╭──
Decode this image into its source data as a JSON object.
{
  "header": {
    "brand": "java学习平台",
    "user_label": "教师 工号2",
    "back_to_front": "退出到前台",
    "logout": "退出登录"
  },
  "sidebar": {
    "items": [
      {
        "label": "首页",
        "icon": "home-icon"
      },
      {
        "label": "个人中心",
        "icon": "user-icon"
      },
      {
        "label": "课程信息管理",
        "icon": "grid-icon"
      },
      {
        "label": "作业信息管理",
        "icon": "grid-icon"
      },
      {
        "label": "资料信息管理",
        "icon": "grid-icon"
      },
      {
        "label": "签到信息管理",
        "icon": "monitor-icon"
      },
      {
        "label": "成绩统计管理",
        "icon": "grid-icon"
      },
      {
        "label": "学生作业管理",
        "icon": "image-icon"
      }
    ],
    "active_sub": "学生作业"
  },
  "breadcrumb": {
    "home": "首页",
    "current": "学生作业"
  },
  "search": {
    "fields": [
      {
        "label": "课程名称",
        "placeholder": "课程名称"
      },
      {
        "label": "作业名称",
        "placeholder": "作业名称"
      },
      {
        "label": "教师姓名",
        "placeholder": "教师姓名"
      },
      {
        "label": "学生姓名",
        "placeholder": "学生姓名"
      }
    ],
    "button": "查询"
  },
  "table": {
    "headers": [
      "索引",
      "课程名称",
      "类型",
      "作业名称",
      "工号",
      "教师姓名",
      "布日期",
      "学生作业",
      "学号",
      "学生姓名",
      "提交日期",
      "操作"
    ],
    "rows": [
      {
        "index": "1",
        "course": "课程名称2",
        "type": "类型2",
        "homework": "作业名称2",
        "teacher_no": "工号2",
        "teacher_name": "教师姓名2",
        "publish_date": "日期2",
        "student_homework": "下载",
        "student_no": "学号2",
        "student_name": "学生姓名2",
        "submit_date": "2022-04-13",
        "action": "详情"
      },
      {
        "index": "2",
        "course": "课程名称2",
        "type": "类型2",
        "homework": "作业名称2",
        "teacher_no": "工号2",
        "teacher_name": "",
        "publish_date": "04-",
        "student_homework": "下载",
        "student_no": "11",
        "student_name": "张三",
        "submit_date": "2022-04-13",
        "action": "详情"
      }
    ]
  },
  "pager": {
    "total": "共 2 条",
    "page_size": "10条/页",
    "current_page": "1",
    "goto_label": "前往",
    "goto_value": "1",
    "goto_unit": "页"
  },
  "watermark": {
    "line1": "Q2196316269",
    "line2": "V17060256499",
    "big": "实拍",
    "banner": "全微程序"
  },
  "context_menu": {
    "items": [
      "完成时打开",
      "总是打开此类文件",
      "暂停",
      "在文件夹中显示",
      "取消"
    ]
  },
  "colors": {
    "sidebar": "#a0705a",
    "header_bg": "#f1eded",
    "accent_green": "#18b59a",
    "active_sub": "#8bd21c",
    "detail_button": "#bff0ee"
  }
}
╰──
Repeat every line of the data, exactly and in full.

* _ANSWER TO THIS TASK_
Decode this image into its source data as a JSON object.
{
  "header": {
    "brand": "java学习平台",
    "user_label": "教师 工号2",
    "back_to_front": "退出到前台",
    "logout": "退出登录"
  },
  "sidebar": {
    "items": [
      {
        "label": "首页",
        "icon": "home-icon"
      },
      {
        "label": "个人中心",
        "icon": "user-icon"
      },
      {
        "label": "课程信息管理",
        "icon": "grid-icon"
      },
      {
        "label": "作业信息管理",
        "icon": "grid-icon"
      },
      {
        "label": "资料信息管理",
        "icon": "grid-icon"
      },
      {
        "label": "签到信息管理",
        "icon": "monitor-icon"
      },
      {
        "label": "成绩统计管理",
        "icon": "grid-icon"
      },
      {
        "label": "学生作业管理",
        "icon": "image-icon"
      }
    ],
    "active_sub": "学生作业"
  },
  "breadcrumb": {
    "home": "首页",
    "current": "学生作业"
  },
  "search": {
    "fields": [
      {
        "label": "课程名称",
        "placeholder": "课程名称"
      },
      {
        "label": "作业名称",
        "placeholder": "作业名称"
      },
      {
        "label": "教师姓名",
        "placeholder": "教师姓名"
      },
      {
        "label": "学生姓名",
        "placeholder": "学生姓名"
      }
    ],
    "button": "查询"
  },
  "table": {
    "headers": [
      "索引",
      "课程名称",
      "类型",
      "作业名称",
      "工号",
      "教师姓名",
      "布日期",
      "学生作业",
      "学号",
      "学生姓名",
      "提交日期",
      "操作"
    ],
    "rows": [
      {
        "index": "1",
        "course": "课程名称2",
        "type": "类型2",
        "homework": "作业名称2",
        "teacher_no": "工号2",
        "teacher_name": "教师姓名2",
        "publish_date": "日期2",
        "student_homework": "下载",
        "student_no": "学号2",
        "student_name": "学生姓名2",
        "submit_date": "2022-04-13",
        "action": "详情"
      },
      {
        "index": "2",
        "course": "课程名称2",
        "type": "类型2",
        "homework": "作业名称2",
        "teacher_no": "工号2",
        "teacher_name": "",
        "publish_date": "04-",
        "student_homework": "下载",
        "student_no": "11",
        "student_name": "张三",
        "submit_date": "2022-04-13",
        "action": "详情"
      }
    ]
  },
  "pager": {
    "total": "共 2 条",
    "page_size": "10条/页",
    "current_page": "1",
    "goto_label": "前往",
    "goto_value": "1",
    "goto_unit": "页"
  },
  "watermark": {
    "line1": "Q2196316269",
    "line2": "V17060256499",
    "big": "实拍",
    "banner": "全微程序"
  },
  "context_menu": {
    "items": [
      "完成时打开",
      "总是打开此类文件",
      "暂停",
      "在文件夹中显示",
      "取消"
    ]
  },
  "colors": {
    "sidebar": "#a0705a",
    "header_bg": "#f1eded",
    "accent_green": "#18b59a",
    "active_sub": "#8bd21c",
    "detail_button": "#bff0ee"
  }
}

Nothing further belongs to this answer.